| EXERCISE TASK |
Collect each line of the entries that holds the string "Coordinate".

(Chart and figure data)
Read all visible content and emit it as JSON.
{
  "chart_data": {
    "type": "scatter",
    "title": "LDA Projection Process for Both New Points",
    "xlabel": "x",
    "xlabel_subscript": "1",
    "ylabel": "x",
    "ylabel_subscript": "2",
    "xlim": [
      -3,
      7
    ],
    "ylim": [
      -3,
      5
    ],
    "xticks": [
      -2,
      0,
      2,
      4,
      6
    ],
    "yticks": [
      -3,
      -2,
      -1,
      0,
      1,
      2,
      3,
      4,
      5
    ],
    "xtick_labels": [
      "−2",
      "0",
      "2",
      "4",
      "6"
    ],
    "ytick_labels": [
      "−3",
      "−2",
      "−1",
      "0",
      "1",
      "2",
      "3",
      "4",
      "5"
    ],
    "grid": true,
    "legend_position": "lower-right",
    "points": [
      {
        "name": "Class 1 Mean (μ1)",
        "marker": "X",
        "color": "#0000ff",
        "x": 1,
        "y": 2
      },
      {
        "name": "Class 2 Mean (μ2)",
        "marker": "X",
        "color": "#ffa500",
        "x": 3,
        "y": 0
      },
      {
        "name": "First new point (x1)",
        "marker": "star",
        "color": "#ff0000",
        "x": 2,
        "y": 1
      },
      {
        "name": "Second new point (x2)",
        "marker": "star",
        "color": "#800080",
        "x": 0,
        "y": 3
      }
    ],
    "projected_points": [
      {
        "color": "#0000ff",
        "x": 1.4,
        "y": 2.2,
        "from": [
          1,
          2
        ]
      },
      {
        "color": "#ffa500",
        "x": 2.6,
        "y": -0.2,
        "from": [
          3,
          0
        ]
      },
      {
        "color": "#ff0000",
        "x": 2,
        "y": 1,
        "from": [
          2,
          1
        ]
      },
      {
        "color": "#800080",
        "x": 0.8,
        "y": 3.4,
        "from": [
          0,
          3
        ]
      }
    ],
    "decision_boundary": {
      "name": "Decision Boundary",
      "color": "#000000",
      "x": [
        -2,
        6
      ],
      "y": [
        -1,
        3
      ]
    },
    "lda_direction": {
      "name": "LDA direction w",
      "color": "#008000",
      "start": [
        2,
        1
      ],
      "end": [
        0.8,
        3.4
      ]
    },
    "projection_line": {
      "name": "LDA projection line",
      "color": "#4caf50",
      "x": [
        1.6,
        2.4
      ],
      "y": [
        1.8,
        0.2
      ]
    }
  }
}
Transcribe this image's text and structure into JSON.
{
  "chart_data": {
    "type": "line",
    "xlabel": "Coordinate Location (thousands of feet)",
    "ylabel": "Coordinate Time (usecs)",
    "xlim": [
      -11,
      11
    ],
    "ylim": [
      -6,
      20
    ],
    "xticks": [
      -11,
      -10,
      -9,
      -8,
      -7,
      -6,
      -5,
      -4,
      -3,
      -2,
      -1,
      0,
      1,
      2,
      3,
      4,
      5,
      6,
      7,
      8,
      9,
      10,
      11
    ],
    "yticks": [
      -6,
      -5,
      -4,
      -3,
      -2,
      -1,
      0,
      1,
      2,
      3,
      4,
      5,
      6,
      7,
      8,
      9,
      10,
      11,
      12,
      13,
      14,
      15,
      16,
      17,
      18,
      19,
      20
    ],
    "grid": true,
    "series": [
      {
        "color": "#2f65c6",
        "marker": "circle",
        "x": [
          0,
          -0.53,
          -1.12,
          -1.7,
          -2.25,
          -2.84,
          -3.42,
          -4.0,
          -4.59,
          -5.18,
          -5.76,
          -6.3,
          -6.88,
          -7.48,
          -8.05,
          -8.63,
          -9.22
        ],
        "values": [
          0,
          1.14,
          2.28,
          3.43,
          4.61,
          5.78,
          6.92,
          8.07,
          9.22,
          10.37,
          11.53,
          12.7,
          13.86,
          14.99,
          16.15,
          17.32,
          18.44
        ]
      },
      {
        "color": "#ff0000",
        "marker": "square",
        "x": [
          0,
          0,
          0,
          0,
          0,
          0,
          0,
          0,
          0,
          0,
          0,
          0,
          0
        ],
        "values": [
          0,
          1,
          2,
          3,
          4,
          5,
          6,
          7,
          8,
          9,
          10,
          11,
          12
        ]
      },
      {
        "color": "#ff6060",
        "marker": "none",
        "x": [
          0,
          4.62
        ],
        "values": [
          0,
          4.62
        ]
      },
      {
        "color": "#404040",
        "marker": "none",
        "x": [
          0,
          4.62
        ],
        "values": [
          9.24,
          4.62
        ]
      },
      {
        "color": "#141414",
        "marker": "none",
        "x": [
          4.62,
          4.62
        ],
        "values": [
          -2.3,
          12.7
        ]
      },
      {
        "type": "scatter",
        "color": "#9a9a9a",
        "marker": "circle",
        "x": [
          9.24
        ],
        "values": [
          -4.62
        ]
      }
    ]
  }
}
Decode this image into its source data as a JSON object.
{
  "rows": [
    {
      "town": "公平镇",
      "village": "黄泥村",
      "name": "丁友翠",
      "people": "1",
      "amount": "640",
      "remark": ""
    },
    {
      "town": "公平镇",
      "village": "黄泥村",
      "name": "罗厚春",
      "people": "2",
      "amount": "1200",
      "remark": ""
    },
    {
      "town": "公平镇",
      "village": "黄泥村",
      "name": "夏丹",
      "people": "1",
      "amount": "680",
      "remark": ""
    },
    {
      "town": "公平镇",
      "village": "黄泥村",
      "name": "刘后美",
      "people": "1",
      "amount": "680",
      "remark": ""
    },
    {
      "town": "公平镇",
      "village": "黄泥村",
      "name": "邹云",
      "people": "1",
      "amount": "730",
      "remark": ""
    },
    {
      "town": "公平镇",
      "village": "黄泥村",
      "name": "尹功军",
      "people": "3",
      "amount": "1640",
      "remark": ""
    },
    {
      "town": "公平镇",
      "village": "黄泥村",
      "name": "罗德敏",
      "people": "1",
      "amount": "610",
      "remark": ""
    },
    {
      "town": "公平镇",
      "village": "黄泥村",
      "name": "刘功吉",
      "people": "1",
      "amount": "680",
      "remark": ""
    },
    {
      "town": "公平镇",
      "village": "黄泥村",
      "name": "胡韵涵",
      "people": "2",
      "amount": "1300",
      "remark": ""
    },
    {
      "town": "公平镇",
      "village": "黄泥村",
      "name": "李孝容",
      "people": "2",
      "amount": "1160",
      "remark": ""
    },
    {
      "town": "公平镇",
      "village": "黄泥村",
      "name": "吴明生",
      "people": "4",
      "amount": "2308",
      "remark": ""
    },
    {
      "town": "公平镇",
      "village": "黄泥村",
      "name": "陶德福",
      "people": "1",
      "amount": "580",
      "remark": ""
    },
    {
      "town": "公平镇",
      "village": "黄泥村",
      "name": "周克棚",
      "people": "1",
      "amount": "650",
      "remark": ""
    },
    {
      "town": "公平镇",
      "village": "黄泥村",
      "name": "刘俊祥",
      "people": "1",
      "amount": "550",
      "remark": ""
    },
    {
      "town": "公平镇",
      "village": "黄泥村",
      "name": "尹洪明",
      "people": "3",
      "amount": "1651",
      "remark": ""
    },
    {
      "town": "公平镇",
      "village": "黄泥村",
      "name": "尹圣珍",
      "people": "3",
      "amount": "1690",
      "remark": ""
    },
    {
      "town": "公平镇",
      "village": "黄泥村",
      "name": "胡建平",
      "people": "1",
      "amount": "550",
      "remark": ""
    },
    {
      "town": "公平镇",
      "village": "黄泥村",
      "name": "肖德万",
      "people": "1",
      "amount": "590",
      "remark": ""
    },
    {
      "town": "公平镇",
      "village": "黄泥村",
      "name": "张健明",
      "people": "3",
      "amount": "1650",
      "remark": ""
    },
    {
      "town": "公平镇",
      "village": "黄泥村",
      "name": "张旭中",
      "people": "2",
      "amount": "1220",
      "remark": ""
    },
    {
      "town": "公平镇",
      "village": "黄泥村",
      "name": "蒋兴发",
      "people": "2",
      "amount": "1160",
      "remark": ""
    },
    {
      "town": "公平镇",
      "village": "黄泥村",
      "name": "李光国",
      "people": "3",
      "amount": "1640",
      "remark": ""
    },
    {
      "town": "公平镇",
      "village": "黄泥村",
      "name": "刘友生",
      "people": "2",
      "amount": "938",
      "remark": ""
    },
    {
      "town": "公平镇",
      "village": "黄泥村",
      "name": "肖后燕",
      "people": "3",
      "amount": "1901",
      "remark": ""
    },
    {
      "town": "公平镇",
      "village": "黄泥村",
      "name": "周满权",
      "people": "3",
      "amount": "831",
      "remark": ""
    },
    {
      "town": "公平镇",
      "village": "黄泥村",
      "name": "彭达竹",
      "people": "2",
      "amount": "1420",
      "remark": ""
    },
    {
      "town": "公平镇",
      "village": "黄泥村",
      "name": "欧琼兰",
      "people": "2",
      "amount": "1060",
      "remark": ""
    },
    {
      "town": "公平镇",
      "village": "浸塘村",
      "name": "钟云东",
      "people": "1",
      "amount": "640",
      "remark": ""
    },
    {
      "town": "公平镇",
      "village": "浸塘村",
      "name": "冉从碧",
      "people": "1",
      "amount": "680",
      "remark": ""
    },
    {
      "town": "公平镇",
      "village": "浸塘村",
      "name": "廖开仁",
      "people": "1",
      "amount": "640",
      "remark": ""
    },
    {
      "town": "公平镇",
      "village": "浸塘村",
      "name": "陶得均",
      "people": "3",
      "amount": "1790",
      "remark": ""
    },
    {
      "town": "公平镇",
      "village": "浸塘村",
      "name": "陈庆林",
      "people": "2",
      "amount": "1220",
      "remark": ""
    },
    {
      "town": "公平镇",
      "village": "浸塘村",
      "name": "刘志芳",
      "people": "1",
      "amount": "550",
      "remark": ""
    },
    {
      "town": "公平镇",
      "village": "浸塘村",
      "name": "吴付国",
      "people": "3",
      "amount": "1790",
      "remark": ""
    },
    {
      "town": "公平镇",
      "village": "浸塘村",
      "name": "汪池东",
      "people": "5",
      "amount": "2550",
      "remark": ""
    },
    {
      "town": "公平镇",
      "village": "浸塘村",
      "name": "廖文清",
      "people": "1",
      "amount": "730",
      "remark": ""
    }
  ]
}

| REPLY |
    "xlabel": "Coordinate Location (thousands of feet)",
    "ylabel": "Coordinate Time (usecs)",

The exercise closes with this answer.